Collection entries
start

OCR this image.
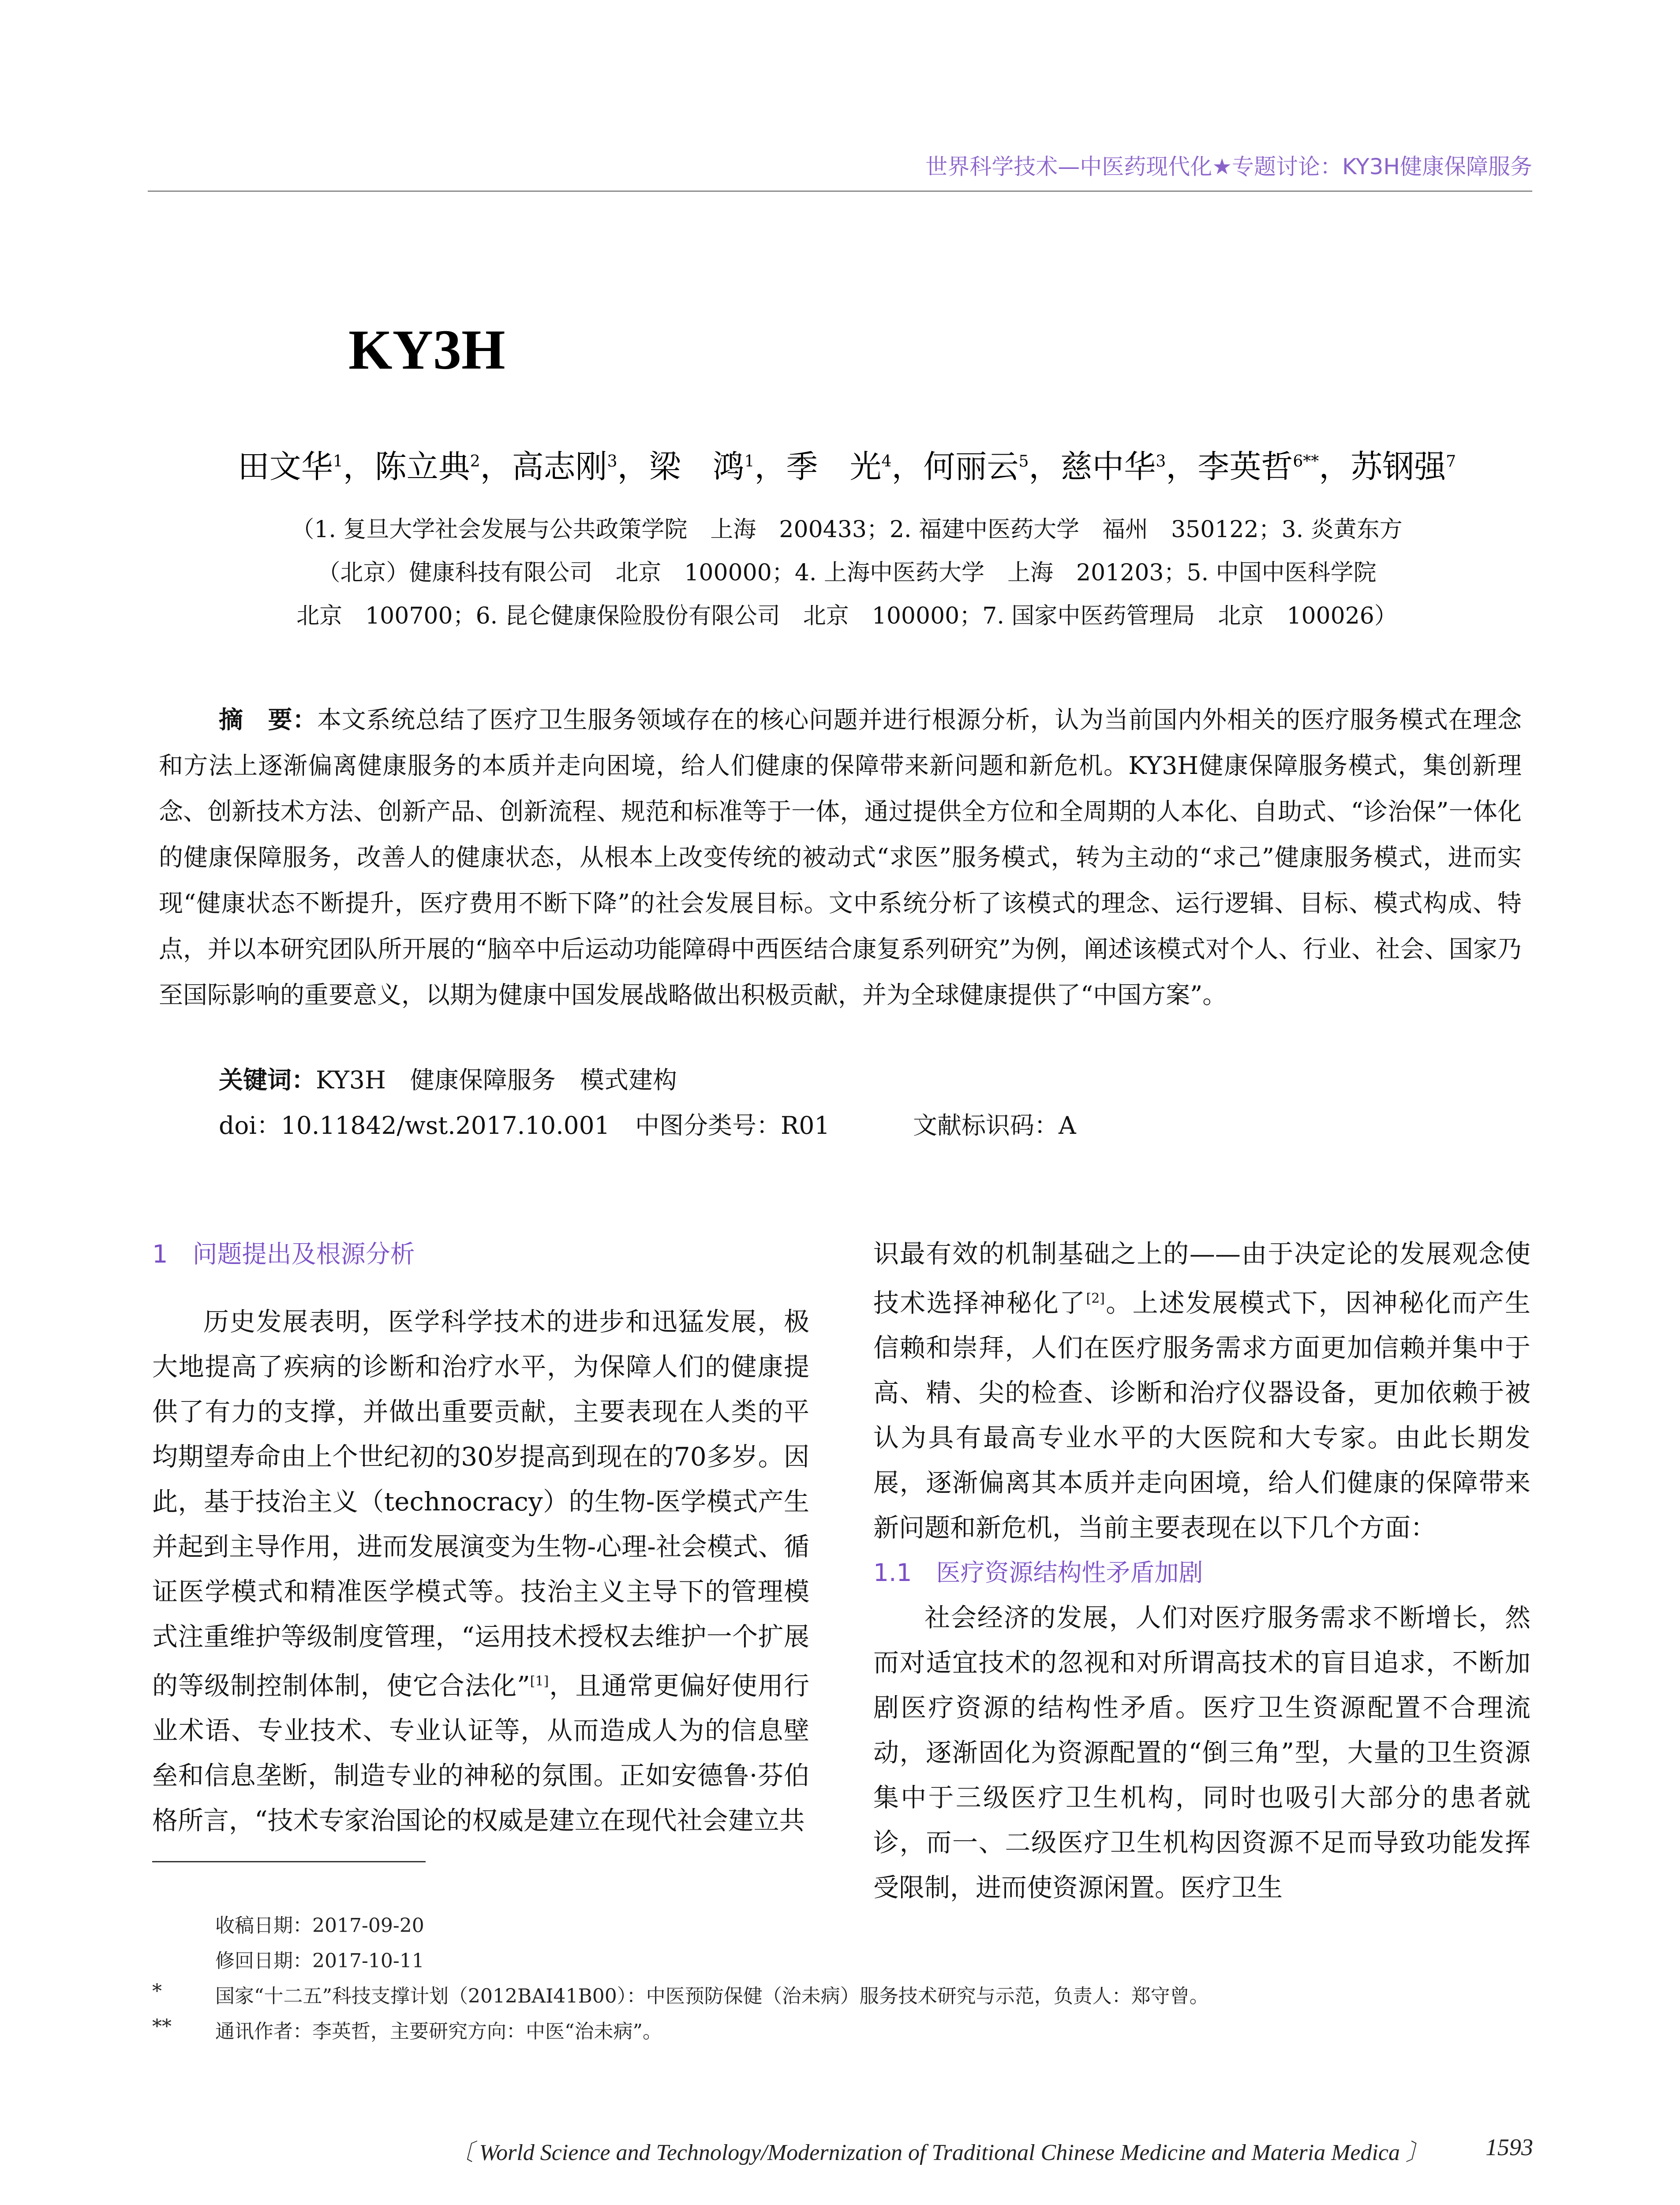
世界科学技术—中医药现代化★专题讨论：KY3H健康保障服务
KY3H
田文华$^1$，陈立典$^2$，高志刚$^3$，梁　鸿$^1$，季　光$^4$，何丽云$^5$，慈中华$^3$，李英哲$^{6**}$，苏钢强$^7$
（1. 复旦大学社会发展与公共政策学院　上海　200433；2. 福建中医药大学　福州　350122；3. 炎黄东方
（北京）健康科技有限公司　北京　100000；4. 上海中医药大学　上海　201203；5. 中国中医科学院
北京　100700；6. 昆仑健康保险股份有限公司　北京　100000；7. 国家中医药管理局　北京　100026）

摘　要：本文系统总结了医疗卫生服务领域存在的核心问题并进行根源分析，认为当前国内外相关的医疗服务模式在理念和方法上逐渐偏离健康服务的本质并走向困境，给人们健康的保障带来新问题和新危机。KY3H健康保障服务模式，集创新理念、创新技术方法、创新产品、创新流程、规范和标准等于一体，通过提供全方位和全周期的人本化、自助式、“诊治保”一体化的健康保障服务，改善人的健康状态，从根本上改变传统的被动式“求医”服务模式，转为主动的“求己”健康服务模式，进而实现“健康状态不断提升，医疗费用不断下降”的社会发展目标。文中系统分析了该模式的理念、运行逻辑、目标、模式构成、特点，并以本研究团队所开展的“脑卒中后运动功能障碍中西医结合康复系列研究”为例，阐述该模式对个人、行业、社会、国家乃至国际影响的重要意义，以期为健康中国发展战略做出积极贡献，并为全球健康提供了“中国方案”。

关键词：KY3H　健康保障服务　模式建构
doi：10.11842/wst.2017.10.001 中图分类号：R01	文献标识码：A
1　 问题提出及根源分析

历史发展表明，医学科学技术的进步和迅猛发展，极大地提高了疾病的诊断和治疗水平，为保障人们的健康提供了有力的支撑，并做出重要贡献，主要表现在人类的平均期望寿命由上个世纪初的30岁提高到现在的70多岁。因此，基于技治主义（technocracy）的生物-医学模式产生并起到主导作用，进而发展演变为生物-心理-社会模式、循证医学模式和精准医学模式等。技治主义主导下的管理模式注重维护等级制度管理，“运用技术授权去维护一个扩展的等级制控制体制，使它合法化”[1]，且通常更偏好使用行业术语、专业技术、专业认证等，从而造成人为的信息壁垒和信息垄断，制造专业的神秘的氛围。正如安德鲁·芬伯格所言，“技术专家治国论的权威是建立在现代社会建立共

识最有效的机制基础之上的——由于决定论的发展观念使技术选择神秘化了[2]。上述发展模式下，因神秘化而产生信赖和崇拜，人们在医疗服务需求方面更加信赖并集中于高、精、尖的检查、诊断和治疗仪器设备，更加依赖于被认为具有最高专业水平的大医院和大专家。由此长期发展，逐渐偏离其本质并走向困境，给人们健康的保障带来新问题和新危机，当前主要表现在以下几个方面：

1.1　 医疗资源结构性矛盾加剧

社会经济的发展，人们对医疗服务需求不断增长，然而对适宜技术的忽视和对所谓高技术的盲目追求，不断加剧医疗资源的结构性矛盾。医疗卫生资源配置不合理流动，逐渐固化为资源配置的“倒三角”型，大量的卫生资源集中于三级医疗卫生机构，同时也吸引大部分的患者就诊，而一、二级医疗卫生机构因资源不足而导致功能发挥受限制，进而使资源闲置。医疗卫生

收稿日期：2017-09-20
修回日期：2017-10-11
*	国家“十二五”科技支撑计划（2012BAI41B00）：中医预防保健（治未病）服务技术研究与示范，负责人：郑守曾。
** 通讯作者：李英哲，主要研究方向：中医“治未病”。
〔 World Science and Technology/Modernization of Traditional Chinese Medicine and Materia Medica 〕 1593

end

* GIVEN INSTRUCTION
Without including the pictures, return each record above exactly as it stands.

* EXERCISE OUTPUT
OCR this image.
世界科学技术—中医药现代化★专题讨论：KY3H健康保障服务
KY3H
田文华$^1$，陈立典$^2$，高志刚$^3$，梁　鸿$^1$，季　光$^4$，何丽云$^5$，慈中华$^3$，李英哲$^{6**}$，苏钢强$^7$
（1. 复旦大学社会发展与公共政策学院　上海　200433；2. 福建中医药大学　福州　350122；3. 炎黄东方
（北京）健康科技有限公司　北京　100000；4. 上海中医药大学　上海　201203；5. 中国中医科学院
北京　100700；6. 昆仑健康保险股份有限公司　北京　100000；7. 国家中医药管理局　北京　100026）

摘　要：本文系统总结了医疗卫生服务领域存在的核心问题并进行根源分析，认为当前国内外相关的医疗服务模式在理念和方法上逐渐偏离健康服务的本质并走向困境，给人们健康的保障带来新问题和新危机。KY3H健康保障服务模式，集创新理念、创新技术方法、创新产品、创新流程、规范和标准等于一体，通过提供全方位和全周期的人本化、自助式、“诊治保”一体化的健康保障服务，改善人的健康状态，从根本上改变传统的被动式“求医”服务模式，转为主动的“求己”健康服务模式，进而实现“健康状态不断提升，医疗费用不断下降”的社会发展目标。文中系统分析了该模式的理念、运行逻辑、目标、模式构成、特点，并以本研究团队所开展的“脑卒中后运动功能障碍中西医结合康复系列研究”为例，阐述该模式对个人、行业、社会、国家乃至国际影响的重要意义，以期为健康中国发展战略做出积极贡献，并为全球健康提供了“中国方案”。

关键词：KY3H　健康保障服务　模式建构
doi：10.11842/wst.2017.10.001 中图分类号：R01	文献标识码：A
1　 问题提出及根源分析

历史发展表明，医学科学技术的进步和迅猛发展，极大地提高了疾病的诊断和治疗水平，为保障人们的健康提供了有力的支撑，并做出重要贡献，主要表现在人类的平均期望寿命由上个世纪初的30岁提高到现在的70多岁。因此，基于技治主义（technocracy）的生物-医学模式产生并起到主导作用，进而发展演变为生物-心理-社会模式、循证医学模式和精准医学模式等。技治主义主导下的管理模式注重维护等级制度管理，“运用技术授权去维护一个扩展的等级制控制体制，使它合法化”[1]，且通常更偏好使用行业术语、专业技术、专业认证等，从而造成人为的信息壁垒和信息垄断，制造专业的神秘的氛围。正如安德鲁·芬伯格所言，“技术专家治国论的权威是建立在现代社会建立共

识最有效的机制基础之上的——由于决定论的发展观念使技术选择神秘化了[2]。上述发展模式下，因神秘化而产生信赖和崇拜，人们在医疗服务需求方面更加信赖并集中于高、精、尖的检查、诊断和治疗仪器设备，更加依赖于被认为具有最高专业水平的大医院和大专家。由此长期发展，逐渐偏离其本质并走向困境，给人们健康的保障带来新问题和新危机，当前主要表现在以下几个方面：

1.1　 医疗资源结构性矛盾加剧

社会经济的发展，人们对医疗服务需求不断增长，然而对适宜技术的忽视和对所谓高技术的盲目追求，不断加剧医疗资源的结构性矛盾。医疗卫生资源配置不合理流动，逐渐固化为资源配置的“倒三角”型，大量的卫生资源集中于三级医疗卫生机构，同时也吸引大部分的患者就诊，而一、二级医疗卫生机构因资源不足而导致功能发挥受限制，进而使资源闲置。医疗卫生

收稿日期：2017-09-20
修回日期：2017-10-11
*	国家“十二五”科技支撑计划（2012BAI41B00）：中医预防保健（治未病）服务技术研究与示范，负责人：郑守曾。
** 通讯作者：李英哲，主要研究方向：中医“治未病”。
〔 World Science and Technology/Modernization of Traditional Chinese Medicine and Materia Medica 〕 1593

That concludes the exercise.